-- BEGIN --

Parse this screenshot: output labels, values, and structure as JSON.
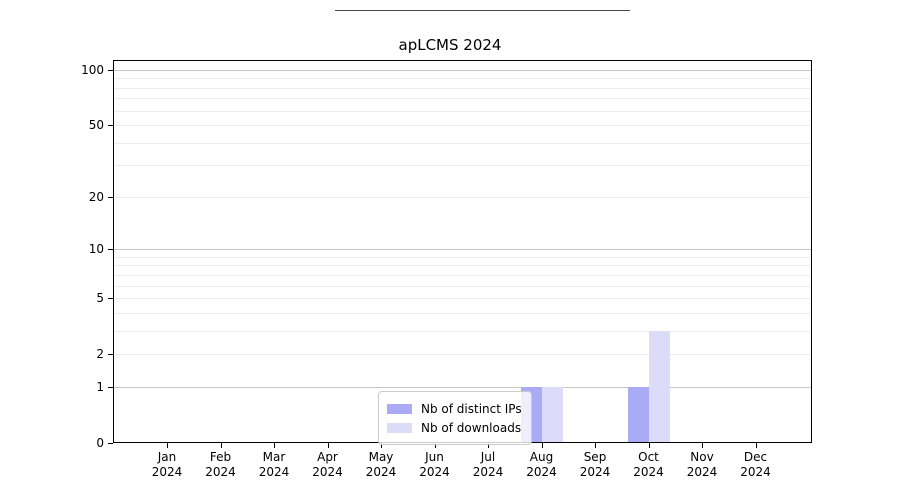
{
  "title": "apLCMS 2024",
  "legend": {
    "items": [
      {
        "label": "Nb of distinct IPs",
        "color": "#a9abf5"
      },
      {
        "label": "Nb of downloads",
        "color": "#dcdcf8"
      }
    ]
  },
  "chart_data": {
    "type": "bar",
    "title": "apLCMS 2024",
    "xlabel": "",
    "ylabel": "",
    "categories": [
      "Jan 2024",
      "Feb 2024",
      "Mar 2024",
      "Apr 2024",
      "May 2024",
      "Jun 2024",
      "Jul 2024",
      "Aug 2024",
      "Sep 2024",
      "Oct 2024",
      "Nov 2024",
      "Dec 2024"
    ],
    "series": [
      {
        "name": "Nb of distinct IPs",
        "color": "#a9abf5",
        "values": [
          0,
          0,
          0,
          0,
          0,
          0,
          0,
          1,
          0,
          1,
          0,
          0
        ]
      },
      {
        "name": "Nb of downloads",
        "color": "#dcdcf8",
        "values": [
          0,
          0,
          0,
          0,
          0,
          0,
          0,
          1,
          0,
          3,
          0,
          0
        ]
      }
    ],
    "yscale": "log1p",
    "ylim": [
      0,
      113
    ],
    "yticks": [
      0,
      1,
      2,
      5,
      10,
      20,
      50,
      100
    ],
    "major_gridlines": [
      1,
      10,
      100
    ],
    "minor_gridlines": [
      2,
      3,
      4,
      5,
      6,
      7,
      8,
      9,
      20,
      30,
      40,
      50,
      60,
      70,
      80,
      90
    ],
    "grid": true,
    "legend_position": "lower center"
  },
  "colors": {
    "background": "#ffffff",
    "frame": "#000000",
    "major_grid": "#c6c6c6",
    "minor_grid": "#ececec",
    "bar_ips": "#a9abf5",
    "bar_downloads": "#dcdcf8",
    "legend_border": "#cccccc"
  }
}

-- END --
-- BEGIN --

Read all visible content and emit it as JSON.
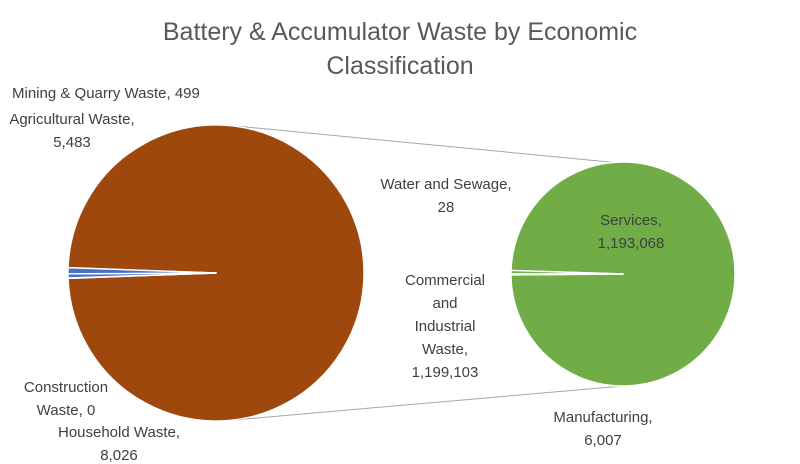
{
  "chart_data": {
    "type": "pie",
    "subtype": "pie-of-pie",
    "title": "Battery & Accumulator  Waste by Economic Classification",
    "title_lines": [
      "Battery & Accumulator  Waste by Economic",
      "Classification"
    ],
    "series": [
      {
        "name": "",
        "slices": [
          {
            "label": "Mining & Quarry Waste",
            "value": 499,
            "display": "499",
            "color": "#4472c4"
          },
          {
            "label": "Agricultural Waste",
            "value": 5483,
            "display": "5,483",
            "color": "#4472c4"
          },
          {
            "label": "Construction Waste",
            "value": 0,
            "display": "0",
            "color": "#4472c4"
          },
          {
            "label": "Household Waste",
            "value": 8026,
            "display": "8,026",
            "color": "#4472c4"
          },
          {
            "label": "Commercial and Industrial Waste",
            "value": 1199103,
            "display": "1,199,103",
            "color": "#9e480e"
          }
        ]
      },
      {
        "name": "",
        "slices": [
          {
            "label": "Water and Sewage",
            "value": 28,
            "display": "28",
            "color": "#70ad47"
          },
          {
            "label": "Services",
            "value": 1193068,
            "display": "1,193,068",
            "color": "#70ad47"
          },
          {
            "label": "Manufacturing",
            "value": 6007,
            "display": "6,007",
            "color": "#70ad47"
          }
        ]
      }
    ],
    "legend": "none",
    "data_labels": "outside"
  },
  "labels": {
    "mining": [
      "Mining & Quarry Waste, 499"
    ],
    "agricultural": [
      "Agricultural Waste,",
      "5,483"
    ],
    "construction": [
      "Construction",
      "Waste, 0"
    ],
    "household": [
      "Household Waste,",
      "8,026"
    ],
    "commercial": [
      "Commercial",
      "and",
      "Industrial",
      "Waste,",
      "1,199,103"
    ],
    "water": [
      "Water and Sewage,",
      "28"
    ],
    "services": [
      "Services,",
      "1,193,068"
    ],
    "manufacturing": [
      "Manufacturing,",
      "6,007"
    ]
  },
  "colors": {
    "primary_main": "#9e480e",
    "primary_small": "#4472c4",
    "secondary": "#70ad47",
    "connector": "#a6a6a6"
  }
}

-- END --

→ **TASK**:
Pull out every line in the data above that has the word "Economic".

→ **WORKED SOLUTION**:
    "title": "Battery & Accumulator  Waste by Economic Classification",
      "Battery & Accumulator  Waste by Economic",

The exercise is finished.